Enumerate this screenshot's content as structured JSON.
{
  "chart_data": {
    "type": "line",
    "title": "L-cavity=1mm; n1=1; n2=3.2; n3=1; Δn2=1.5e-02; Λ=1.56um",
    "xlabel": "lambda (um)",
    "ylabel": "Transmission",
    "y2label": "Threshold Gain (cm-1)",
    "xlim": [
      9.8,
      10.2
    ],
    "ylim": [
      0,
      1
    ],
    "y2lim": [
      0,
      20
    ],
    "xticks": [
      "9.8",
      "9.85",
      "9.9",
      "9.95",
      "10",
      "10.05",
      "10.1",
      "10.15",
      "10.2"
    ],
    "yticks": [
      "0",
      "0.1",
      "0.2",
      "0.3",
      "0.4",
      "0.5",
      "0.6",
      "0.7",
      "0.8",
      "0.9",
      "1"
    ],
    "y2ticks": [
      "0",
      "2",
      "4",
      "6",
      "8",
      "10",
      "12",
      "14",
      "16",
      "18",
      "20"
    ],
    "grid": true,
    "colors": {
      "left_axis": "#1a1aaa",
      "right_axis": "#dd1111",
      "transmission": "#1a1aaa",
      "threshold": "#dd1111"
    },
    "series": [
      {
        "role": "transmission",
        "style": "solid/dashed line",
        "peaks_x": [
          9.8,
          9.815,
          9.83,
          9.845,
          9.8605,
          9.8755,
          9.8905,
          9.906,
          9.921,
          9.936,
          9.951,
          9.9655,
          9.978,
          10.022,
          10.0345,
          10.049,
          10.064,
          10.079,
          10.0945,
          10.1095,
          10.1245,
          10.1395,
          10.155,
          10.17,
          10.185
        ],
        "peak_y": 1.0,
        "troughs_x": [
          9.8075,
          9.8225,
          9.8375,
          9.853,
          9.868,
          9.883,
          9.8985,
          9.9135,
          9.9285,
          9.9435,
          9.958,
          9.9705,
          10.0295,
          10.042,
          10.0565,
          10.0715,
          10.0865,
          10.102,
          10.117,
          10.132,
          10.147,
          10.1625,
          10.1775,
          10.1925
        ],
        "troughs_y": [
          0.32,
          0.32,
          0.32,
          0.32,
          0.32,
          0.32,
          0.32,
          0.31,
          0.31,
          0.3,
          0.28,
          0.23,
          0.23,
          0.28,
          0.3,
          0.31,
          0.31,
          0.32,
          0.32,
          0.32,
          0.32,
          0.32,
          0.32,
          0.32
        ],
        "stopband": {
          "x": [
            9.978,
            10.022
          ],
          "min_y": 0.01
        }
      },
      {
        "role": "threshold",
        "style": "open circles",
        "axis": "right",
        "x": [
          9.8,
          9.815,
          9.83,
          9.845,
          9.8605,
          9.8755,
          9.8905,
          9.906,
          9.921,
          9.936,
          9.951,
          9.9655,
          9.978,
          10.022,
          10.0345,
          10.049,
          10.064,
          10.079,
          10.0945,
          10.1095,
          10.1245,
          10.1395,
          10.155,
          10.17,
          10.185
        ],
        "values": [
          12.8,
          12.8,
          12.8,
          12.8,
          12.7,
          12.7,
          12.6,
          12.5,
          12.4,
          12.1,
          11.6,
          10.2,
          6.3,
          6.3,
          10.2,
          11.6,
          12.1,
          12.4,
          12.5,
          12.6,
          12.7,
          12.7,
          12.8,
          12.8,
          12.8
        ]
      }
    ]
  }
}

____

(WRITTEN INSTRUCTION) Exact copies of all the records are required.

(RESULT OF THIS EXERCISE)
Enumerate this screenshot's content as structured JSON.
{
  "chart_data": {
    "type": "line",
    "title": "L-cavity=1mm; n1=1; n2=3.2; n3=1; Δn2=1.5e-02; Λ=1.56um",
    "xlabel": "lambda (um)",
    "ylabel": "Transmission",
    "y2label": "Threshold Gain (cm-1)",
    "xlim": [
      9.8,
      10.2
    ],
    "ylim": [
      0,
      1
    ],
    "y2lim": [
      0,
      20
    ],
    "xticks": [
      "9.8",
      "9.85",
      "9.9",
      "9.95",
      "10",
      "10.05",
      "10.1",
      "10.15",
      "10.2"
    ],
    "yticks": [
      "0",
      "0.1",
      "0.2",
      "0.3",
      "0.4",
      "0.5",
      "0.6",
      "0.7",
      "0.8",
      "0.9",
      "1"
    ],
    "y2ticks": [
      "0",
      "2",
      "4",
      "6",
      "8",
      "10",
      "12",
      "14",
      "16",
      "18",
      "20"
    ],
    "grid": true,
    "colors": {
      "left_axis": "#1a1aaa",
      "right_axis": "#dd1111",
      "transmission": "#1a1aaa",
      "threshold": "#dd1111"
    },
    "series": [
      {
        "role": "transmission",
        "style": "solid/dashed line",
        "peaks_x": [
          9.8,
          9.815,
          9.83,
          9.845,
          9.8605,
          9.8755,
          9.8905,
          9.906,
          9.921,
          9.936,
          9.951,
          9.9655,
          9.978,
          10.022,
          10.0345,
          10.049,
          10.064,
          10.079,
          10.0945,
          10.1095,
          10.1245,
          10.1395,
          10.155,
          10.17,
          10.185
        ],
        "peak_y": 1.0,
        "troughs_x": [
          9.8075,
          9.8225,
          9.8375,
          9.853,
          9.868,
          9.883,
          9.8985,
          9.9135,
          9.9285,
          9.9435,
          9.958,
          9.9705,
          10.0295,
          10.042,
          10.0565,
          10.0715,
          10.0865,
          10.102,
          10.117,
          10.132,
          10.147,
          10.1625,
          10.1775,
          10.1925
        ],
        "troughs_y": [
          0.32,
          0.32,
          0.32,
          0.32,
          0.32,
          0.32,
          0.32,
          0.31,
          0.31,
          0.3,
          0.28,
          0.23,
          0.23,
          0.28,
          0.3,
          0.31,
          0.31,
          0.32,
          0.32,
          0.32,
          0.32,
          0.32,
          0.32,
          0.32
        ],
        "stopband": {
          "x": [
            9.978,
            10.022
          ],
          "min_y": 0.01
        }
      },
      {
        "role": "threshold",
        "style": "open circles",
        "axis": "right",
        "x": [
          9.8,
          9.815,
          9.83,
          9.845,
          9.8605,
          9.8755,
          9.8905,
          9.906,
          9.921,
          9.936,
          9.951,
          9.9655,
          9.978,
          10.022,
          10.0345,
          10.049,
          10.064,
          10.079,
          10.0945,
          10.1095,
          10.1245,
          10.1395,
          10.155,
          10.17,
          10.185
        ],
        "values": [
          12.8,
          12.8,
          12.8,
          12.8,
          12.7,
          12.7,
          12.6,
          12.5,
          12.4,
          12.1,
          11.6,
          10.2,
          6.3,
          6.3,
          10.2,
          11.6,
          12.1,
          12.4,
          12.5,
          12.6,
          12.7,
          12.7,
          12.8,
          12.8,
          12.8
        ]
      }
    ]
  }
}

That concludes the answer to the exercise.